▶ Stated task:
Look through the data for the string "hàng". Copy every line where it is found.

** Start of Records for this exercise **

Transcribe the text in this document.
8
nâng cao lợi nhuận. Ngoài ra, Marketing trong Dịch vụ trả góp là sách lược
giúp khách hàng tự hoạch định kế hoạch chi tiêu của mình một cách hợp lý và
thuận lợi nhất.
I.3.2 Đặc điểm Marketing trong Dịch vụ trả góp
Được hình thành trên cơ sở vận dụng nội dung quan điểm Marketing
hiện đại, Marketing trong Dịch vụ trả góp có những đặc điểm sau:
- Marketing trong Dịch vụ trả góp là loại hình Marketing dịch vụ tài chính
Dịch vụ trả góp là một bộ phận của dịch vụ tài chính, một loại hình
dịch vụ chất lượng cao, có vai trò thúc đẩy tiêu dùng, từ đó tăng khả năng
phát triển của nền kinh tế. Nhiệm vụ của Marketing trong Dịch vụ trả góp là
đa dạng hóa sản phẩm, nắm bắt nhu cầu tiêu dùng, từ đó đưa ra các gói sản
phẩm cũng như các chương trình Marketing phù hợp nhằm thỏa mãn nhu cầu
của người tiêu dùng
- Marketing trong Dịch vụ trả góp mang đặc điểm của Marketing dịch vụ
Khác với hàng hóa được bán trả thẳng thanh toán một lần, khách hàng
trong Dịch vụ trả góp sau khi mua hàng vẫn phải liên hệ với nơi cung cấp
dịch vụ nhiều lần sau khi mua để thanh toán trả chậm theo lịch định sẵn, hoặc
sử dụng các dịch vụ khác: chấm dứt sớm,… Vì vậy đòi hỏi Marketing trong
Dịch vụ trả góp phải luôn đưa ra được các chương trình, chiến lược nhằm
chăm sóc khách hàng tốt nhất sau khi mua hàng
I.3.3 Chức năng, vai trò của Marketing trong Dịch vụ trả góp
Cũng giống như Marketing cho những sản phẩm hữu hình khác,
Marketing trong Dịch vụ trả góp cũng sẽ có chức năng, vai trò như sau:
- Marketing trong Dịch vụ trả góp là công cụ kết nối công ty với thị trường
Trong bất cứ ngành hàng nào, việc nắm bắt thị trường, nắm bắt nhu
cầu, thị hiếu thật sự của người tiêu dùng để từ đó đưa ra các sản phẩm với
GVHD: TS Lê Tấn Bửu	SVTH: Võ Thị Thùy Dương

** End of Records for this exercise **
** Start of Records for this exercise **

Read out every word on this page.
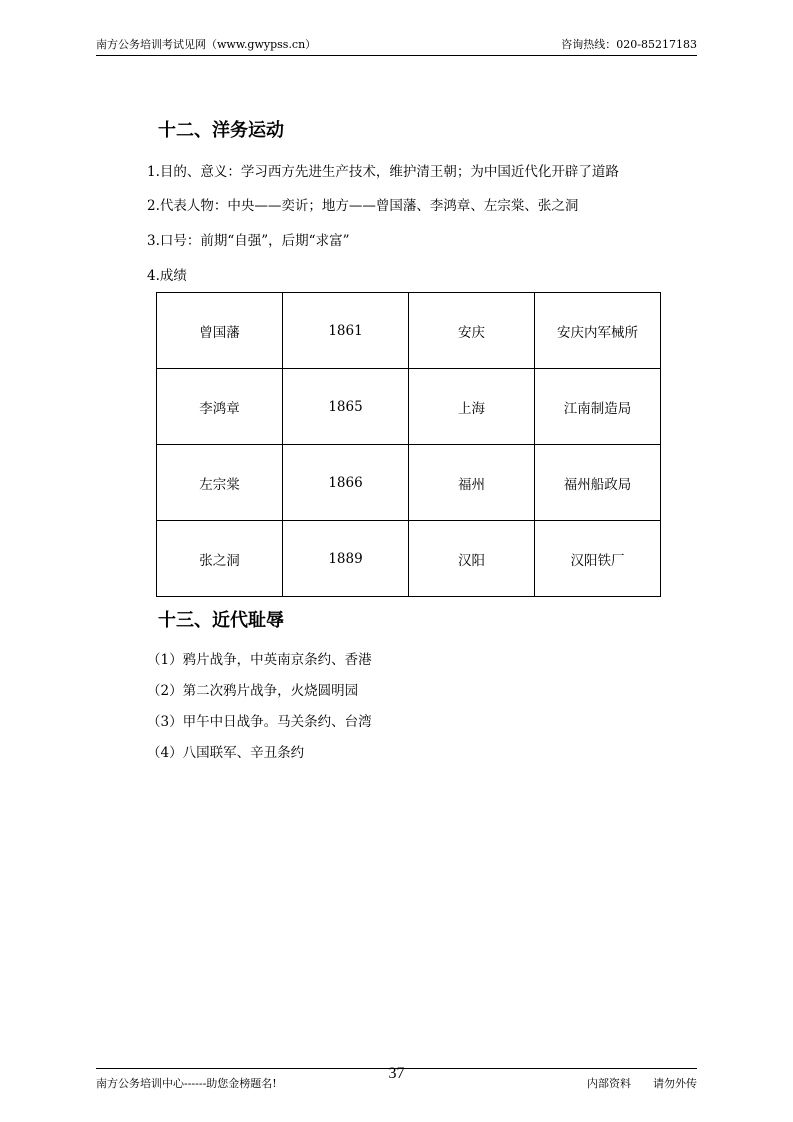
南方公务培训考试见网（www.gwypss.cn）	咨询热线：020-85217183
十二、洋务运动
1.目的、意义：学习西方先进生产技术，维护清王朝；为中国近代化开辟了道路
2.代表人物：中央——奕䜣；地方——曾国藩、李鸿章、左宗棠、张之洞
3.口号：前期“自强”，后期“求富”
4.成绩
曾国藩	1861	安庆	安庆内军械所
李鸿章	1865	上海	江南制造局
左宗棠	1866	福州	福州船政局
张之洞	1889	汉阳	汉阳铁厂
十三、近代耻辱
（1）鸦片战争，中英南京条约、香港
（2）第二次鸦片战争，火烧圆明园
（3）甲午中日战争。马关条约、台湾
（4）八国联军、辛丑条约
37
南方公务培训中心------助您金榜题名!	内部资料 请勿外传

** End of Records for this exercise **
** Start of Records for this exercise **

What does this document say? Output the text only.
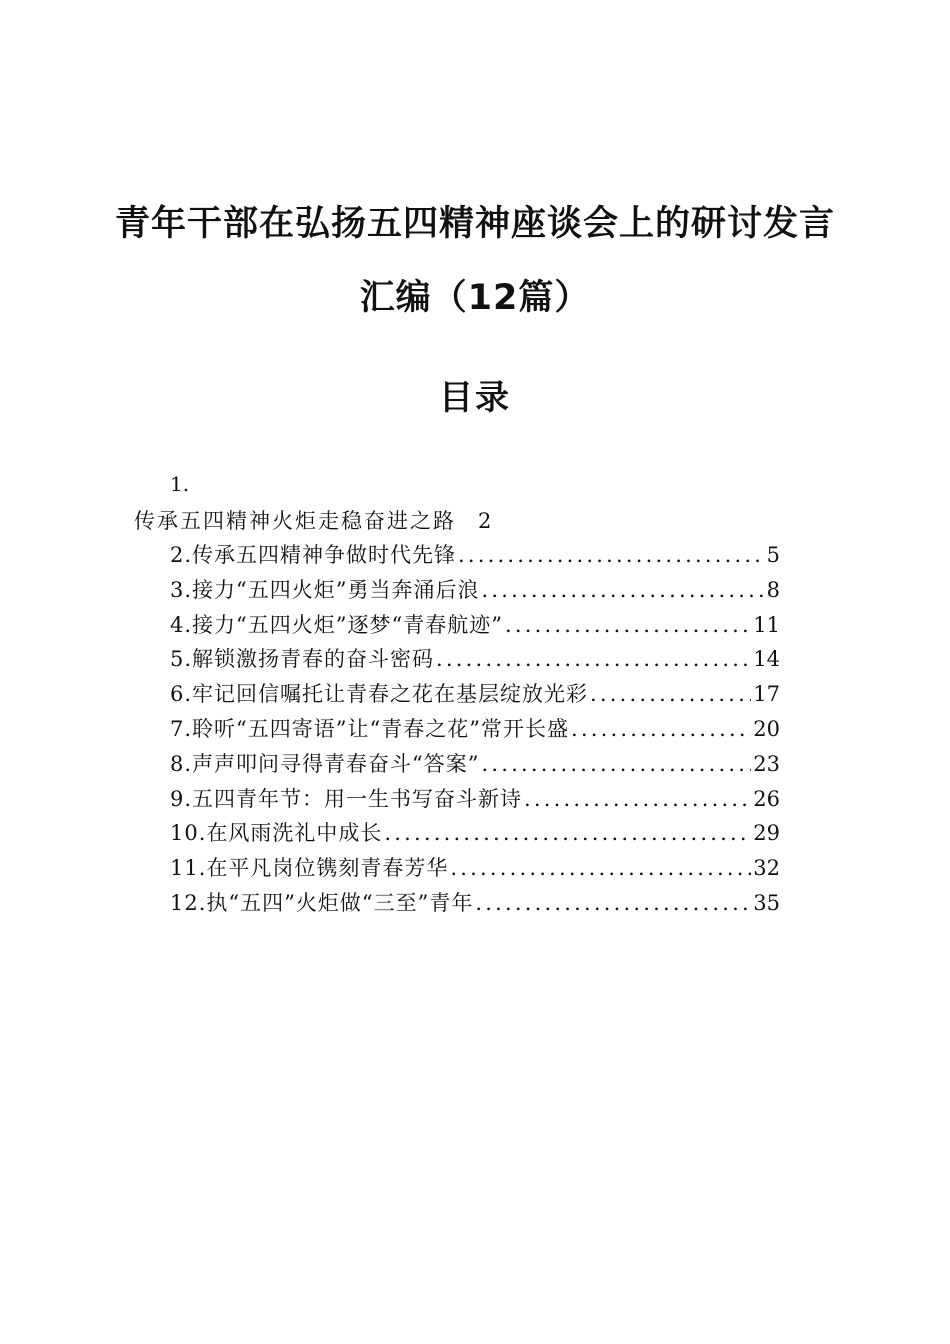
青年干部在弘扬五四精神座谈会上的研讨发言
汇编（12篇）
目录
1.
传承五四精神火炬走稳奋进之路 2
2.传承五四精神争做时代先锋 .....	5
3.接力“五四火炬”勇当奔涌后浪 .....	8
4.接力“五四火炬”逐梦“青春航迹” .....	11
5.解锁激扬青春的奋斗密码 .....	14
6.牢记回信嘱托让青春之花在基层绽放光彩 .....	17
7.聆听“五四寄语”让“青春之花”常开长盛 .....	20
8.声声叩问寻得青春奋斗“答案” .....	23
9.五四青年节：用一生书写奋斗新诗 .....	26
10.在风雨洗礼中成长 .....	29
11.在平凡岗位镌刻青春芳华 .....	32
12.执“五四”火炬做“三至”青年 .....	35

** End of Records for this exercise **

▶ Written answer:
giúp khách hàng tự hoạch định kế hoạch chi tiêu của mình một cách hợp lý và
Khác với hàng hóa được bán trả thẳng thanh toán một lần, khách hàng
trong Dịch vụ trả góp sau khi mua hàng vẫn phải liên hệ với nơi cung cấp
chăm sóc khách hàng tốt nhất sau khi mua hàng
Trong bất cứ ngành hàng nào, việc nắm bắt thị trường, nắm bắt nhu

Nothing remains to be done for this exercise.